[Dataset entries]
********************

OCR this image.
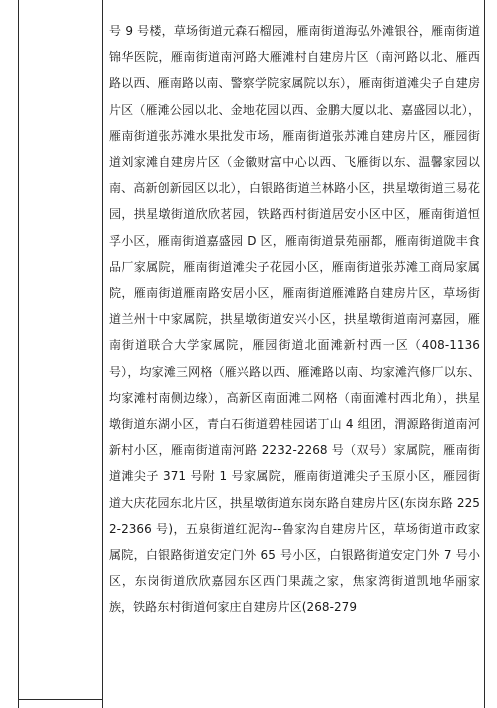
号 9 号楼，草场街道元森石榴园，雁南街道海弘外滩银谷，雁南街道锦华医院，雁南街道南河路大雁滩村自建房片区（南河路以北、雁西路以西、雁南路以南、警察学院家属院以东），雁南街道滩尖子自建房片区（雁滩公园以北、金地花园以西、金鹏大厦以北、嘉盛园以北），雁南街道张苏滩水果批发市场，雁南街道张苏滩自建房片区，雁园街道刘家滩自建房片区（金徽财富中心以西、飞雁街以东、温馨家园以南、高新创新园区以北），白银路街道兰林路小区，拱星墩街道三易花园，拱星墩街道欣欣茗园，铁路西村街道居安小区中区，雁南街道恒孚小区，雁南街道嘉盛园 D 区，雁南街道景苑丽都，雁南街道陇丰食品厂家属院，雁南街道滩尖子花园小区，雁南街道张苏滩工商局家属院，雁南街道雁南路安居小区，雁南街道雁滩路自建房片区，草场街道兰州十中家属院，拱星墩街道安兴小区，拱星墩街道南河嘉园，雁南街道联合大学家属院，雁园街道北面滩新村西一区（408-1136 号），均家滩三网格（雁兴路以西、雁滩路以南、均家滩汽修厂以东、均家滩村南侧边缘），高新区南面滩二网格（南面滩村西北角），拱星墩街道东湖小区，青白石街道碧桂园诺丁山 4 组团，渭源路街道南河新村小区，雁南街道南河路 2232-2268 号（双号）家属院，雁南街道滩尖子 371 号附 1 号家属院，雁南街道滩尖子玉原小区，雁园街道大庆花园东北片区，拱星墩街道东岗东路自建房片区(东岗东路 2252-2366 号)，五泉街道红泥沟--鲁家沟自建房片区，草场街道市政家属院，白银路街道安定门外 65 号小区，白银路街道安定门外 7 号小区，东岗街道欣欣嘉园东区西门果蔬之家，焦家湾街道凯地华丽家族，铁路东村街道何家庄自建房片区(268-279
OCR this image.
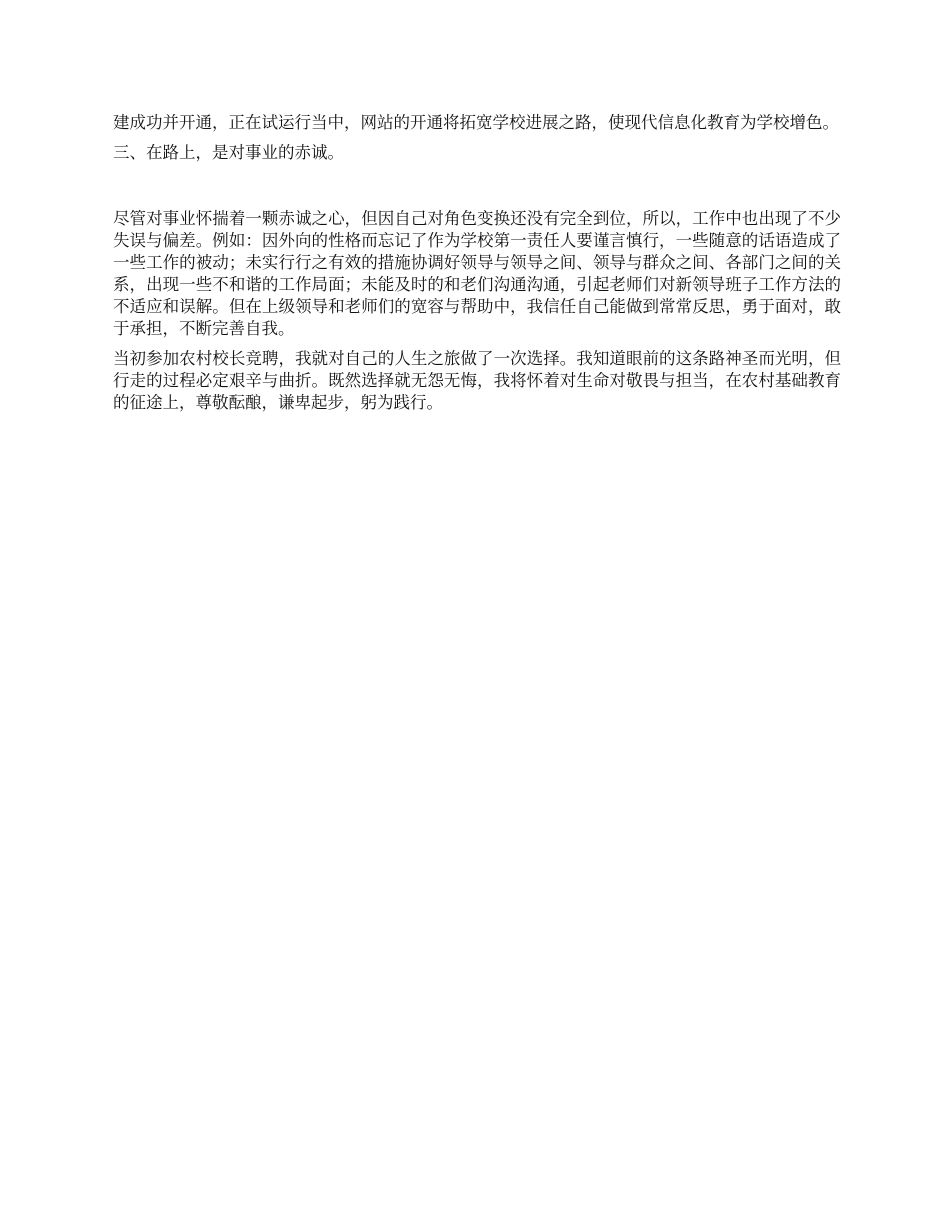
建成功并开通，正在试运行当中，网站的开通将拓宽学校进展之路，使现代信息化教育为学校增色。

三、在路上，是对事业的赤诚。

尽管对事业怀揣着一颗赤诚之心，但因自己对角色变换还没有完全到位，所以，工作中也出现了不少失误与偏差。例如：因外向的性格而忘记了作为学校第一责任人要谨言慎行，一些随意的话语造成了一些工作的被动；未实行行之有效的措施协调好领导与领导之间、领导与群众之间、各部门之间的关系，出现一些不和谐的工作局面；未能及时的和老们沟通沟通，引起老师们对新领导班子工作方法的不适应和误解。但在上级领导和老师们的宽容与帮助中，我信任自己能做到常常反思，勇于面对，敢于承担，不断完善自我。

当初参加农村校长竞聘，我就对自己的人生之旅做了一次选择。我知道眼前的这条路神圣而光明，但行走的过程必定艰辛与曲折。既然选择就无怨无悔，我将怀着对生命对敬畏与担当，在农村基础教育的征途上，尊敬酝酿，谦卑起步，躬为践行。
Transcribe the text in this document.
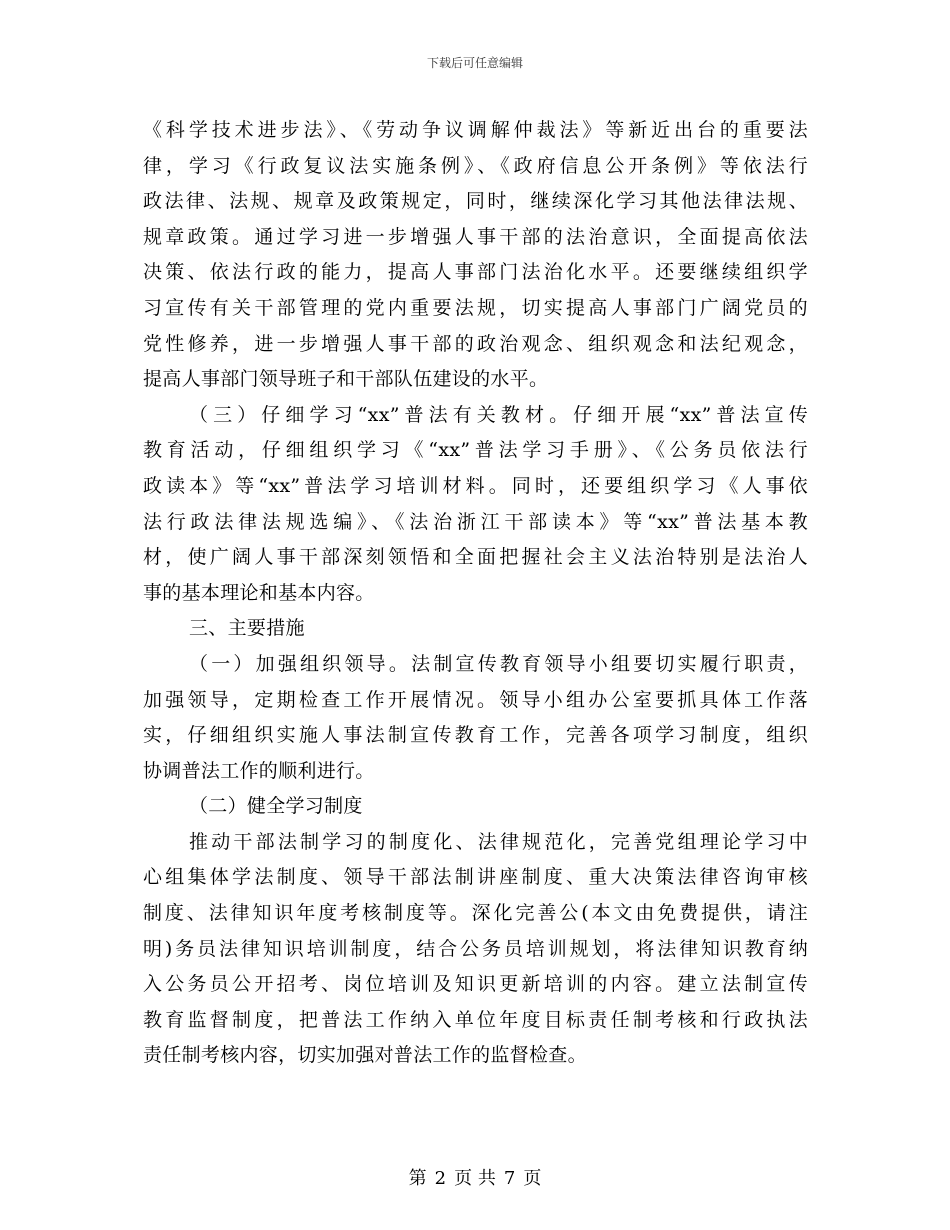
下载后可任意编辑
《科学技术进步法》、《劳动争议调解仲裁法》等新近出台的重要法
律，学习《行政复议法实施条例》、《政府信息公开条例》等依法行
政法律、法规、规章及政策规定，同时，继续深化学习其他法律法规、
规章政策。通过学习进一步增强人事干部的法治意识，全面提高依法
决策、依法行政的能力，提高人事部门法治化水平。还要继续组织学
习宣传有关干部管理的党内重要法规，切实提高人事部门广阔党员的
党性修养，进一步增强人事干部的政治观念、组织观念和法纪观念，
提高人事部门领导班子和干部队伍建设的水平。
（三）仔细学习“xx”普法有关教材。仔细开展“xx”普法宣传
教育活动，仔细组织学习《“xx”普法学习手册》、《公务员依法行
政读本》等“xx”普法学习培训材料。同时，还要组织学习《人事依
法行政法律法规选编》、《法治浙江干部读本》等“xx”普法基本教
材，使广阔人事干部深刻领悟和全面把握社会主义法治特别是法治人
事的基本理论和基本内容。
三、主要措施
（一）加强组织领导。法制宣传教育领导小组要切实履行职责，
加强领导，定期检查工作开展情况。领导小组办公室要抓具体工作落
实，仔细组织实施人事法制宣传教育工作，完善各项学习制度，组织
协调普法工作的顺利进行。
（二）健全学习制度
推动干部法制学习的制度化、法律规范化，完善党组理论学习中
心组集体学法制度、领导干部法制讲座制度、重大决策法律咨询审核
制度、法律知识年度考核制度等。深化完善公(本文由免费提供，请注
明)务员法律知识培训制度，结合公务员培训规划，将法律知识教育纳
入公务员公开招考、岗位培训及知识更新培训的内容。建立法制宣传
教育监督制度，把普法工作纳入单位年度目标责任制考核和行政执法
责任制考核内容，切实加强对普法工作的监督检查。
第 2 页 共 7 页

********************

**Given instruction**
Reproduce each line of the records exactly, and omit every picture.

**Result for this exercise**
OCR this image.
号 9 号楼，草场街道元森石榴园，雁南街道海弘外滩银谷，雁南街道锦华医院，雁南街道南河路大雁滩村自建房片区（南河路以北、雁西路以西、雁南路以南、警察学院家属院以东），雁南街道滩尖子自建房片区（雁滩公园以北、金地花园以西、金鹏大厦以北、嘉盛园以北），雁南街道张苏滩水果批发市场，雁南街道张苏滩自建房片区，雁园街道刘家滩自建房片区（金徽财富中心以西、飞雁街以东、温馨家园以南、高新创新园区以北），白银路街道兰林路小区，拱星墩街道三易花园，拱星墩街道欣欣茗园，铁路西村街道居安小区中区，雁南街道恒孚小区，雁南街道嘉盛园 D 区，雁南街道景苑丽都，雁南街道陇丰食品厂家属院，雁南街道滩尖子花园小区，雁南街道张苏滩工商局家属院，雁南街道雁南路安居小区，雁南街道雁滩路自建房片区，草场街道兰州十中家属院，拱星墩街道安兴小区，拱星墩街道南河嘉园，雁南街道联合大学家属院，雁园街道北面滩新村西一区（408-1136 号），均家滩三网格（雁兴路以西、雁滩路以南、均家滩汽修厂以东、均家滩村南侧边缘），高新区南面滩二网格（南面滩村西北角），拱星墩街道东湖小区，青白石街道碧桂园诺丁山 4 组团，渭源路街道南河新村小区，雁南街道南河路 2232-2268 号（双号）家属院，雁南街道滩尖子 371 号附 1 号家属院，雁南街道滩尖子玉原小区，雁园街道大庆花园东北片区，拱星墩街道东岗东路自建房片区(东岗东路 2252-2366 号)，五泉街道红泥沟--鲁家沟自建房片区，草场街道市政家属院，白银路街道安定门外 65 号小区，白银路街道安定门外 7 号小区，东岗街道欣欣嘉园东区西门果蔬之家，焦家湾街道凯地华丽家族，铁路东村街道何家庄自建房片区(268-279
OCR this image.
建成功并开通，正在试运行当中，网站的开通将拓宽学校进展之路，使现代信息化教育为学校增色。

三、在路上，是对事业的赤诚。

尽管对事业怀揣着一颗赤诚之心，但因自己对角色变换还没有完全到位，所以，工作中也出现了不少失误与偏差。例如：因外向的性格而忘记了作为学校第一责任人要谨言慎行，一些随意的话语造成了一些工作的被动；未实行行之有效的措施协调好领导与领导之间、领导与群众之间、各部门之间的关系，出现一些不和谐的工作局面；未能及时的和老们沟通沟通，引起老师们对新领导班子工作方法的不适应和误解。但在上级领导和老师们的宽容与帮助中，我信任自己能做到常常反思，勇于面对，敢于承担，不断完善自我。

当初参加农村校长竞聘，我就对自己的人生之旅做了一次选择。我知道眼前的这条路神圣而光明，但行走的过程必定艰辛与曲折。既然选择就无怨无悔，我将怀着对生命对敬畏与担当，在农村基础教育的征途上，尊敬酝酿，谦卑起步，躬为践行。
Transcribe the text in this document.
下载后可任意编辑
《科学技术进步法》、《劳动争议调解仲裁法》等新近出台的重要法
律，学习《行政复议法实施条例》、《政府信息公开条例》等依法行
政法律、法规、规章及政策规定，同时，继续深化学习其他法律法规、
规章政策。通过学习进一步增强人事干部的法治意识，全面提高依法
决策、依法行政的能力，提高人事部门法治化水平。还要继续组织学
习宣传有关干部管理的党内重要法规，切实提高人事部门广阔党员的
党性修养，进一步增强人事干部的政治观念、组织观念和法纪观念，
提高人事部门领导班子和干部队伍建设的水平。
（三）仔细学习“xx”普法有关教材。仔细开展“xx”普法宣传
教育活动，仔细组织学习《“xx”普法学习手册》、《公务员依法行
政读本》等“xx”普法学习培训材料。同时，还要组织学习《人事依
法行政法律法规选编》、《法治浙江干部读本》等“xx”普法基本教
材，使广阔人事干部深刻领悟和全面把握社会主义法治特别是法治人
事的基本理论和基本内容。
三、主要措施
（一）加强组织领导。法制宣传教育领导小组要切实履行职责，
加强领导，定期检查工作开展情况。领导小组办公室要抓具体工作落
实，仔细组织实施人事法制宣传教育工作，完善各项学习制度，组织
协调普法工作的顺利进行。
（二）健全学习制度
推动干部法制学习的制度化、法律规范化，完善党组理论学习中
心组集体学法制度、领导干部法制讲座制度、重大决策法律咨询审核
制度、法律知识年度考核制度等。深化完善公(本文由免费提供，请注
明)务员法律知识培训制度，结合公务员培训规划，将法律知识教育纳
入公务员公开招考、岗位培训及知识更新培训的内容。建立法制宣传
教育监督制度，把普法工作纳入单位年度目标责任制考核和行政执法
责任制考核内容，切实加强对普法工作的监督检查。
第 2 页 共 7 页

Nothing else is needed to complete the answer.